How many of the lines contain the string "XBTUSD"? Give the number, with no other words.

━━━━━━

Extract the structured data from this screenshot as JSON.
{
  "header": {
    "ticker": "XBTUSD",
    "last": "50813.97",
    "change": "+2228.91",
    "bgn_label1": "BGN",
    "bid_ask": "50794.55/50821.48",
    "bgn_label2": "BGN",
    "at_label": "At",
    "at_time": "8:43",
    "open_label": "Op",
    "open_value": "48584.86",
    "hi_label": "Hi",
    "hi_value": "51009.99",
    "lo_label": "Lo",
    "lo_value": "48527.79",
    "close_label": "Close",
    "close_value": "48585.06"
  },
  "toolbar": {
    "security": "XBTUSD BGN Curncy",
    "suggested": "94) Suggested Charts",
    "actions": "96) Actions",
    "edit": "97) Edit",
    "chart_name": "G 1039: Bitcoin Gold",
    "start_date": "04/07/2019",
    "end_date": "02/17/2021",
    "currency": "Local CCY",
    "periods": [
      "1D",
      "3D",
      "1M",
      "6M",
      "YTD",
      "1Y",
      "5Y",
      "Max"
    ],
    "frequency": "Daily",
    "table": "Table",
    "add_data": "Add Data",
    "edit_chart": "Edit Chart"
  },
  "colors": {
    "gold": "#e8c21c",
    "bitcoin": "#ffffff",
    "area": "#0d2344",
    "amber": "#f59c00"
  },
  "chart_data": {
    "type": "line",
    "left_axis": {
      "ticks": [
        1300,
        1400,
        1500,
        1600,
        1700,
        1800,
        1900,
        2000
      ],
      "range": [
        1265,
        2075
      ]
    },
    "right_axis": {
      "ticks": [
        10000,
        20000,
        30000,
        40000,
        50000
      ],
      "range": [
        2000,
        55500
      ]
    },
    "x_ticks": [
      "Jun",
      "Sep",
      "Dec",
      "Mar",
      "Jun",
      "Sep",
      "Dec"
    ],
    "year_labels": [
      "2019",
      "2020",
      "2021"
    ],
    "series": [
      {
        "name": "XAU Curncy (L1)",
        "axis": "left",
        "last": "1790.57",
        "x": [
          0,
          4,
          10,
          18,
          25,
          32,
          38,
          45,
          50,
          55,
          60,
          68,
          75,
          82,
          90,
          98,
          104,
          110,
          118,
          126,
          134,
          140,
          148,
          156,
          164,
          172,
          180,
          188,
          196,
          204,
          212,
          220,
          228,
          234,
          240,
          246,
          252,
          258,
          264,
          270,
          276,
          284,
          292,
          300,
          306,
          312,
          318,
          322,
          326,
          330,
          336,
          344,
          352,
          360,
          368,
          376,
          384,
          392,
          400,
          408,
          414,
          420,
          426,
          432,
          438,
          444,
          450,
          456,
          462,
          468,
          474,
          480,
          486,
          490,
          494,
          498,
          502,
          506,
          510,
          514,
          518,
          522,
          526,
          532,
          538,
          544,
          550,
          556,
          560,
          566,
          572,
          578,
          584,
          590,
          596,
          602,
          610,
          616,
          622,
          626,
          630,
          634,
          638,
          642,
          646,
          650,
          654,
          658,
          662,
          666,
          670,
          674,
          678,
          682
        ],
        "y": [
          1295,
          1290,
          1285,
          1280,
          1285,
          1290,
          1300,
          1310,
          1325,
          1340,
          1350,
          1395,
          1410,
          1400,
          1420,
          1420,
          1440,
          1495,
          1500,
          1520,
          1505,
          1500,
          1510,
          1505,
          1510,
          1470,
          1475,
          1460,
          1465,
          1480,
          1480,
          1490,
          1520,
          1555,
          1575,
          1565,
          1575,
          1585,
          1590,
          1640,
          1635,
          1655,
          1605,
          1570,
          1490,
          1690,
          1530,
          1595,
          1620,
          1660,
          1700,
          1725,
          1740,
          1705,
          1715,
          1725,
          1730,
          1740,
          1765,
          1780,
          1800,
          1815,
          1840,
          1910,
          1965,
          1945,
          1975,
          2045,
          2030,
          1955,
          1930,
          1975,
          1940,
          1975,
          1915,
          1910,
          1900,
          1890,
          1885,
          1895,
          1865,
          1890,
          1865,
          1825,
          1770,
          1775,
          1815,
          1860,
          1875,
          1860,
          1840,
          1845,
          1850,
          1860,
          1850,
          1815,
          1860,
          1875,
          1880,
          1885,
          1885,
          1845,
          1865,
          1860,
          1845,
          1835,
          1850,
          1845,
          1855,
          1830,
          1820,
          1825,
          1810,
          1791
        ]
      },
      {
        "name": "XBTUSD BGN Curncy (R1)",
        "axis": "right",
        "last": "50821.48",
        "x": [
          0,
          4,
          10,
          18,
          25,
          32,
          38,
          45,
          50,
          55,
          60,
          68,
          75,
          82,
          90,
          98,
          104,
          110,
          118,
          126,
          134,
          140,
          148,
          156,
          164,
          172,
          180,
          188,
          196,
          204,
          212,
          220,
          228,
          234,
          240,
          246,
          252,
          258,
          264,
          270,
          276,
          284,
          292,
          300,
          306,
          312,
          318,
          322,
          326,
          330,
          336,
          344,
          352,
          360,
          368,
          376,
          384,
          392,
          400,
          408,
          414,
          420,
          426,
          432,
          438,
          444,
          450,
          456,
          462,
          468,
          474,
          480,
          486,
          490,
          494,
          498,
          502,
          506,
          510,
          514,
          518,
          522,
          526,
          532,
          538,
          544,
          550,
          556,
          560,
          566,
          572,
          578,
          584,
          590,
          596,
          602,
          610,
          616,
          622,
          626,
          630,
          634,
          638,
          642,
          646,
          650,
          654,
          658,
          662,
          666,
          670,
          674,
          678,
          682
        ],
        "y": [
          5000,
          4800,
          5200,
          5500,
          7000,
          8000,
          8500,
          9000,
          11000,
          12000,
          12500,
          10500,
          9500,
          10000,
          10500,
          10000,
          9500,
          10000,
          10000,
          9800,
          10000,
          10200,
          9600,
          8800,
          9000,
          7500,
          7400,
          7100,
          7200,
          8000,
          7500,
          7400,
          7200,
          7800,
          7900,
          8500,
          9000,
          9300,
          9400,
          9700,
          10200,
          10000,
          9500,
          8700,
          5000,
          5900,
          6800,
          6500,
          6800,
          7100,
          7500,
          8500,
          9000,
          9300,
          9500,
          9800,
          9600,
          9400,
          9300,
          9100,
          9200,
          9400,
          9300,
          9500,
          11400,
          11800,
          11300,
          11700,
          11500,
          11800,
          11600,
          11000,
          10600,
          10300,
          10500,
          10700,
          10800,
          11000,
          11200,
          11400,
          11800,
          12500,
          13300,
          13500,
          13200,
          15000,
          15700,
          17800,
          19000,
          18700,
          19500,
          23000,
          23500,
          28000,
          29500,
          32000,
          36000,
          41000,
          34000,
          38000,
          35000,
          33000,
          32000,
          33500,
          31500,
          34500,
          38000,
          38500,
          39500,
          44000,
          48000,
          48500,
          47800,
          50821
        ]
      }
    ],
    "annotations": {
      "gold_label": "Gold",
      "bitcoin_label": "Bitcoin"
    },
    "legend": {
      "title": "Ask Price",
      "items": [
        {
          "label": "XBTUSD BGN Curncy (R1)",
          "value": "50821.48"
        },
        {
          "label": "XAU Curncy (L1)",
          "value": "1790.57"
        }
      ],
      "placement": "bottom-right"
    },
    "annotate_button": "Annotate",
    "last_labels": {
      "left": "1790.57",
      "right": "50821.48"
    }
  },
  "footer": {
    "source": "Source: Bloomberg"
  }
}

━━━━━━

◆ **Exercise solution**: 4